**Work to do**. In your copy, reproduce the entries exactly as they are, minus the images.

**Stored records**.

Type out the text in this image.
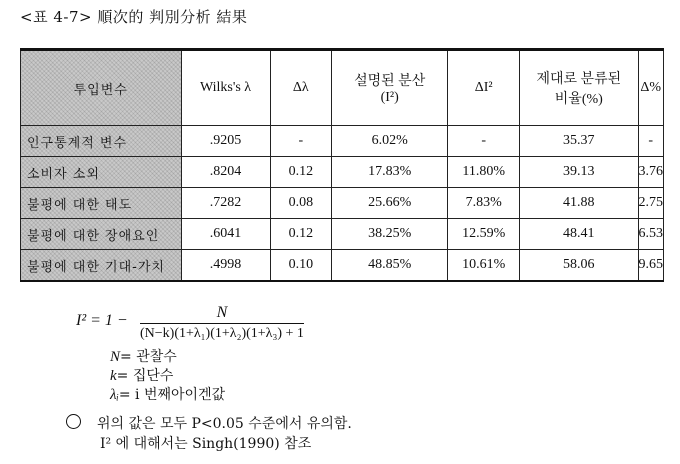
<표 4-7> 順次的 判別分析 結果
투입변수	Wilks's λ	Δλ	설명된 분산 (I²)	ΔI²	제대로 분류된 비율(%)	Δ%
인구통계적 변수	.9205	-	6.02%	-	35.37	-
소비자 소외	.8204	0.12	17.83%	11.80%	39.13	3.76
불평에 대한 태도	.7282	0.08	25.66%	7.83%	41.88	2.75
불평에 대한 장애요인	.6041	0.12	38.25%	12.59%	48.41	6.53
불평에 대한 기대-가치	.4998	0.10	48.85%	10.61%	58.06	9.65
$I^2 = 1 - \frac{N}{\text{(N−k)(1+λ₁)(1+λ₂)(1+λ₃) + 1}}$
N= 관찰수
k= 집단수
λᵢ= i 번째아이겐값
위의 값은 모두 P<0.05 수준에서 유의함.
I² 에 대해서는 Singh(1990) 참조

**Written answer**.
Type out the text in this image.
<표 4-7> 順次的 判別分析 結果
투입변수	Wilks's λ	Δλ	설명된 분산 (I²)	ΔI²	제대로 분류된 비율(%)	Δ%
인구통계적 변수	.9205	-	6.02%	-	35.37	-
소비자 소외	.8204	0.12	17.83%	11.80%	39.13	3.76
불평에 대한 태도	.7282	0.08	25.66%	7.83%	41.88	2.75
불평에 대한 장애요인	.6041	0.12	38.25%	12.59%	48.41	6.53
불평에 대한 기대-가치	.4998	0.10	48.85%	10.61%	58.06	9.65
$I^2 = 1 - \frac{N}{\text{(N−k)(1+λ₁)(1+λ₂)(1+λ₃) + 1}}$
N= 관찰수
k= 집단수
λᵢ= i 번째아이겐값
위의 값은 모두 P<0.05 수준에서 유의함.
I² 에 대해서는 Singh(1990) 참조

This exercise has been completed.